──────── RECORDS SHOWN ────────

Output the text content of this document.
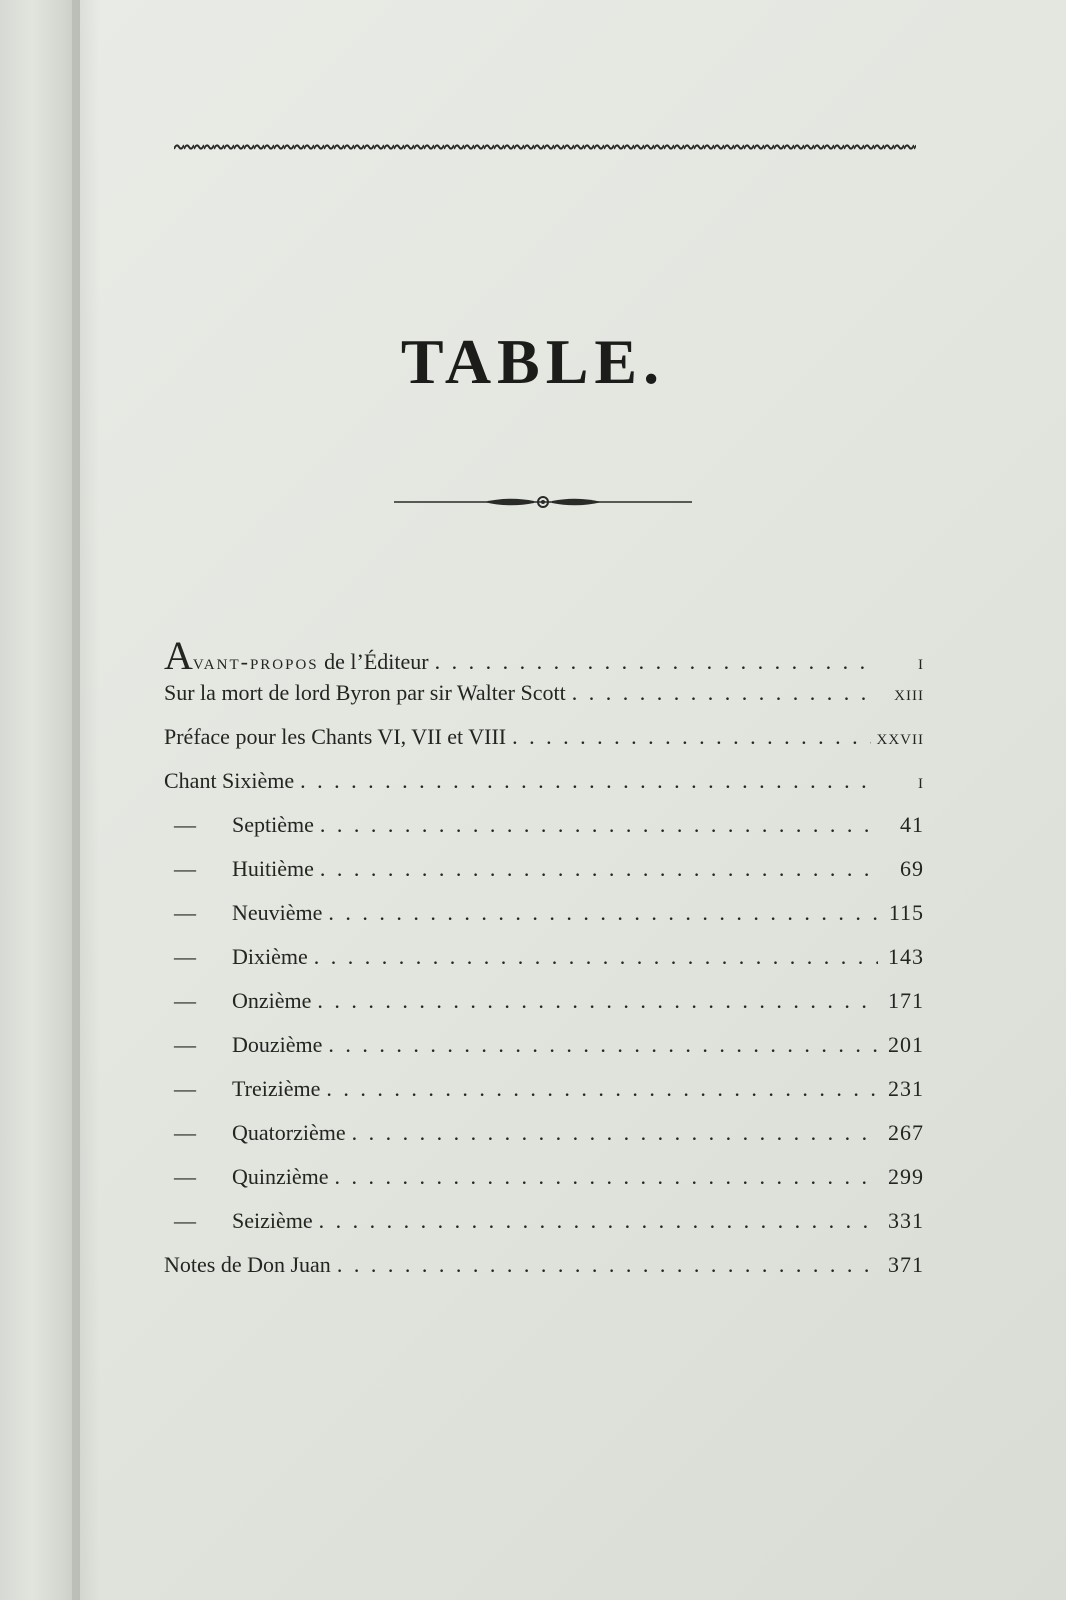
TABLE.
Avant-propos de l’Éditeur . . .	i
Sur la mort de lord Byron par sir Walter Scott . . .	xiii
Préface pour les Chants VI, VII et VIII . . .	xxvii
Chant Sixième . . .	i
—	Septième . . .	41
—	Huitième . . .	69
—	Neuvième . . .	115
—	Dixième . . .	143
—	Onzième . . .	171
—	Douzième . . .	201
—	Treizième . . .	231
—	Quatorzième . . .	267
—	Quinzième . . .	299
—	Seizième . . .	331
Notes de Don Juan . . .	371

────────

Make an exact copy of the records above, with the pictures left out.

Output the text content of this document.
TABLE.
Avant-propos de l’Éditeur . . .	i
Sur la mort de lord Byron par sir Walter Scott . . .	xiii
Préface pour les Chants VI, VII et VIII . . .	xxvii
Chant Sixième . . .	i
—	Septième . . .	41
—	Huitième . . .	69
—	Neuvième . . .	115
—	Dixième . . .	143
—	Onzième . . .	171
—	Douzième . . .	201
—	Treizième . . .	231
—	Quatorzième . . .	267
—	Quinzième . . .	299
—	Seizième . . .	331
Notes de Don Juan . . .	371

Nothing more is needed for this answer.